— START OF Data for this exercise —

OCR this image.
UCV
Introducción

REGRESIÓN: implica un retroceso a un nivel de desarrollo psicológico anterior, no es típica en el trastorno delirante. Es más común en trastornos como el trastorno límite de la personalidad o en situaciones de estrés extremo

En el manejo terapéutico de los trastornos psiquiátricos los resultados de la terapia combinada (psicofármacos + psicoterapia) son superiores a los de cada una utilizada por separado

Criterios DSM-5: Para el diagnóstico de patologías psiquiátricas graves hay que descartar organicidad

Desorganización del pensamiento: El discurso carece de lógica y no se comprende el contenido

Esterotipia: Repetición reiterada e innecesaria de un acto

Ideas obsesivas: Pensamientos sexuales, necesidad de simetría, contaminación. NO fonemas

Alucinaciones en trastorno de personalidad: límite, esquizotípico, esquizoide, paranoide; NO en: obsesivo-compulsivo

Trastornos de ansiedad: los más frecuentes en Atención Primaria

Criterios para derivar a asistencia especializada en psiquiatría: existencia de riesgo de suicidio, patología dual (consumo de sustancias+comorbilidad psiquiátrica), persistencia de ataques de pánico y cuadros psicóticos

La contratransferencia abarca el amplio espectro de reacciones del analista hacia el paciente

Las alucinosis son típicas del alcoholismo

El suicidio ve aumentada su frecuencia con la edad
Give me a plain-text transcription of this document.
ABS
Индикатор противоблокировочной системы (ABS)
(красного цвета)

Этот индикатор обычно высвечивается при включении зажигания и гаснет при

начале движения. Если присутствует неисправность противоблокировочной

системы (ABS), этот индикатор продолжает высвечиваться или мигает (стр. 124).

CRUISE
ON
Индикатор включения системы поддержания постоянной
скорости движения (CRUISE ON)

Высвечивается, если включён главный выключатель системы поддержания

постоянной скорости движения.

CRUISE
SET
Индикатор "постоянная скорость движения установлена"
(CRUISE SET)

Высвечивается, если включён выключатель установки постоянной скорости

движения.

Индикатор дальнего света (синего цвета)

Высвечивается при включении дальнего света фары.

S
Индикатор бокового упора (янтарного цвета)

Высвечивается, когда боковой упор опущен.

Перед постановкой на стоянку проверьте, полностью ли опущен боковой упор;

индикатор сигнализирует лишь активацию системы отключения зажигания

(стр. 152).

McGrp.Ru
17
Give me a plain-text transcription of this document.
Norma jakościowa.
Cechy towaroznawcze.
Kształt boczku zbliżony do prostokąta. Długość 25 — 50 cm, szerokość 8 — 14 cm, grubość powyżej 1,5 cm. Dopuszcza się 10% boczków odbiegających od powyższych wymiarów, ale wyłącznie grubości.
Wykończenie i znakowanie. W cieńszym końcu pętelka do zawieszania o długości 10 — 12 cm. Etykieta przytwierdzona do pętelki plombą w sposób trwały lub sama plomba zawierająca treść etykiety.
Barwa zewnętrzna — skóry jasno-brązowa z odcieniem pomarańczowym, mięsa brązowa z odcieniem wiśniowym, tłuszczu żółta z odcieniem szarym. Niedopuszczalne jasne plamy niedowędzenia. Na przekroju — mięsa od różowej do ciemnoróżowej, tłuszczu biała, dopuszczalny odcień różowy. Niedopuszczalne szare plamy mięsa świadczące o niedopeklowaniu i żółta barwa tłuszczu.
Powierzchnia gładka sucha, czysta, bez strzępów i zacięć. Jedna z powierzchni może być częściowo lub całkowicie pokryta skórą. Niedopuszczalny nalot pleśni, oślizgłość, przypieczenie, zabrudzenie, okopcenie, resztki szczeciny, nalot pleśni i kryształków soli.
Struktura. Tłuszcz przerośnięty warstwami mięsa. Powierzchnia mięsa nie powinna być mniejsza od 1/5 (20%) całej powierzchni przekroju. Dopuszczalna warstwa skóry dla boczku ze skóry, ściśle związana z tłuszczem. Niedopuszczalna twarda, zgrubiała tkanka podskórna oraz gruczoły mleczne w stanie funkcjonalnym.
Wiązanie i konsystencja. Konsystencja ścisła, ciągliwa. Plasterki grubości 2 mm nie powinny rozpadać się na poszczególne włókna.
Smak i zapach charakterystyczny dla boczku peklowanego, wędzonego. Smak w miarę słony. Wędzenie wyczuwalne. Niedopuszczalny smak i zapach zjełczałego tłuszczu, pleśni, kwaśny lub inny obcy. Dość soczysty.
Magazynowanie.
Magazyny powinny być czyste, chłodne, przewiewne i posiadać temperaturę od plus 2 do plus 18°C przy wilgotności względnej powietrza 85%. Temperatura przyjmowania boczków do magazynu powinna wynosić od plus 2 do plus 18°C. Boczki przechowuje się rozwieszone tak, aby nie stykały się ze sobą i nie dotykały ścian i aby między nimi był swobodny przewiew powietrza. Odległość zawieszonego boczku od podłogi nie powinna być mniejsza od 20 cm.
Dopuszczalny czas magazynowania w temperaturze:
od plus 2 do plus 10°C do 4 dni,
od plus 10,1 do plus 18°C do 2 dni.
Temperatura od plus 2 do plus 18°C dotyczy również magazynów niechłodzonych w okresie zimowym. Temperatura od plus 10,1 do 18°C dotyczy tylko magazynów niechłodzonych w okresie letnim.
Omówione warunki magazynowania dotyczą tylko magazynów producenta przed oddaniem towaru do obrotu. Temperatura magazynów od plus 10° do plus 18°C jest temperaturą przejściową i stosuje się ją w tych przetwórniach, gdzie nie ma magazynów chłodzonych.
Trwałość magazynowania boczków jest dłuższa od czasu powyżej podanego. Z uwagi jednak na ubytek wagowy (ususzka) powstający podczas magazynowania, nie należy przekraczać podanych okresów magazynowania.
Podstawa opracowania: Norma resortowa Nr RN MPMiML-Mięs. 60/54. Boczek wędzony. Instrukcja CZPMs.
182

— END OF Data for this exercise —

Task - Every record above should be output exactly.

Problem solution -
OCR this image.
UCV
Introducción

REGRESIÓN: implica un retroceso a un nivel de desarrollo psicológico anterior, no es típica en el trastorno delirante. Es más común en trastornos como el trastorno límite de la personalidad o en situaciones de estrés extremo

En el manejo terapéutico de los trastornos psiquiátricos los resultados de la terapia combinada (psicofármacos + psicoterapia) son superiores a los de cada una utilizada por separado

Criterios DSM-5: Para el diagnóstico de patologías psiquiátricas graves hay que descartar organicidad

Desorganización del pensamiento: El discurso carece de lógica y no se comprende el contenido

Esterotipia: Repetición reiterada e innecesaria de un acto

Ideas obsesivas: Pensamientos sexuales, necesidad de simetría, contaminación. NO fonemas

Alucinaciones en trastorno de personalidad: límite, esquizotípico, esquizoide, paranoide; NO en: obsesivo-compulsivo

Trastornos de ansiedad: los más frecuentes en Atención Primaria

Criterios para derivar a asistencia especializada en psiquiatría: existencia de riesgo de suicidio, patología dual (consumo de sustancias+comorbilidad psiquiátrica), persistencia de ataques de pánico y cuadros psicóticos

La contratransferencia abarca el amplio espectro de reacciones del analista hacia el paciente

Las alucinosis son típicas del alcoholismo

El suicidio ve aumentada su frecuencia con la edad
Give me a plain-text transcription of this document.
ABS
Индикатор противоблокировочной системы (ABS)
(красного цвета)

Этот индикатор обычно высвечивается при включении зажигания и гаснет при

начале движения. Если присутствует неисправность противоблокировочной

системы (ABS), этот индикатор продолжает высвечиваться или мигает (стр. 124).

CRUISE
ON
Индикатор включения системы поддержания постоянной
скорости движения (CRUISE ON)

Высвечивается, если включён главный выключатель системы поддержания

постоянной скорости движения.

CRUISE
SET
Индикатор "постоянная скорость движения установлена"
(CRUISE SET)

Высвечивается, если включён выключатель установки постоянной скорости

движения.

Индикатор дальнего света (синего цвета)

Высвечивается при включении дальнего света фары.

S
Индикатор бокового упора (янтарного цвета)

Высвечивается, когда боковой упор опущен.

Перед постановкой на стоянку проверьте, полностью ли опущен боковой упор;

индикатор сигнализирует лишь активацию системы отключения зажигания

(стр. 152).

McGrp.Ru
17
Give me a plain-text transcription of this document.
Norma jakościowa.
Cechy towaroznawcze.
Kształt boczku zbliżony do prostokąta. Długość 25 — 50 cm, szerokość 8 — 14 cm, grubość powyżej 1,5 cm. Dopuszcza się 10% boczków odbiegających od powyższych wymiarów, ale wyłącznie grubości.
Wykończenie i znakowanie. W cieńszym końcu pętelka do zawieszania o długości 10 — 12 cm. Etykieta przytwierdzona do pętelki plombą w sposób trwały lub sama plomba zawierająca treść etykiety.
Barwa zewnętrzna — skóry jasno-brązowa z odcieniem pomarańczowym, mięsa brązowa z odcieniem wiśniowym, tłuszczu żółta z odcieniem szarym. Niedopuszczalne jasne plamy niedowędzenia. Na przekroju — mięsa od różowej do ciemnoróżowej, tłuszczu biała, dopuszczalny odcień różowy. Niedopuszczalne szare plamy mięsa świadczące o niedopeklowaniu i żółta barwa tłuszczu.
Powierzchnia gładka sucha, czysta, bez strzępów i zacięć. Jedna z powierzchni może być częściowo lub całkowicie pokryta skórą. Niedopuszczalny nalot pleśni, oślizgłość, przypieczenie, zabrudzenie, okopcenie, resztki szczeciny, nalot pleśni i kryształków soli.
Struktura. Tłuszcz przerośnięty warstwami mięsa. Powierzchnia mięsa nie powinna być mniejsza od 1/5 (20%) całej powierzchni przekroju. Dopuszczalna warstwa skóry dla boczku ze skóry, ściśle związana z tłuszczem. Niedopuszczalna twarda, zgrubiała tkanka podskórna oraz gruczoły mleczne w stanie funkcjonalnym.
Wiązanie i konsystencja. Konsystencja ścisła, ciągliwa. Plasterki grubości 2 mm nie powinny rozpadać się na poszczególne włókna.
Smak i zapach charakterystyczny dla boczku peklowanego, wędzonego. Smak w miarę słony. Wędzenie wyczuwalne. Niedopuszczalny smak i zapach zjełczałego tłuszczu, pleśni, kwaśny lub inny obcy. Dość soczysty.
Magazynowanie.
Magazyny powinny być czyste, chłodne, przewiewne i posiadać temperaturę od plus 2 do plus 18°C przy wilgotności względnej powietrza 85%. Temperatura przyjmowania boczków do magazynu powinna wynosić od plus 2 do plus 18°C. Boczki przechowuje się rozwieszone tak, aby nie stykały się ze sobą i nie dotykały ścian i aby między nimi był swobodny przewiew powietrza. Odległość zawieszonego boczku od podłogi nie powinna być mniejsza od 20 cm.
Dopuszczalny czas magazynowania w temperaturze:
od plus 2 do plus 10°C do 4 dni,
od plus 10,1 do plus 18°C do 2 dni.
Temperatura od plus 2 do plus 18°C dotyczy również magazynów niechłodzonych w okresie zimowym. Temperatura od plus 10,1 do 18°C dotyczy tylko magazynów niechłodzonych w okresie letnim.
Omówione warunki magazynowania dotyczą tylko magazynów producenta przed oddaniem towaru do obrotu. Temperatura magazynów od plus 10° do plus 18°C jest temperaturą przejściową i stosuje się ją w tych przetwórniach, gdzie nie ma magazynów chłodzonych.
Trwałość magazynowania boczków jest dłuższa od czasu powyżej podanego. Z uwagi jednak na ubytek wagowy (ususzka) powstający podczas magazynowania, nie należy przekraczać podanych okresów magazynowania.
Podstawa opracowania: Norma resortowa Nr RN MPMiML-Mięs. 60/54. Boczek wędzony. Instrukcja CZPMs.
182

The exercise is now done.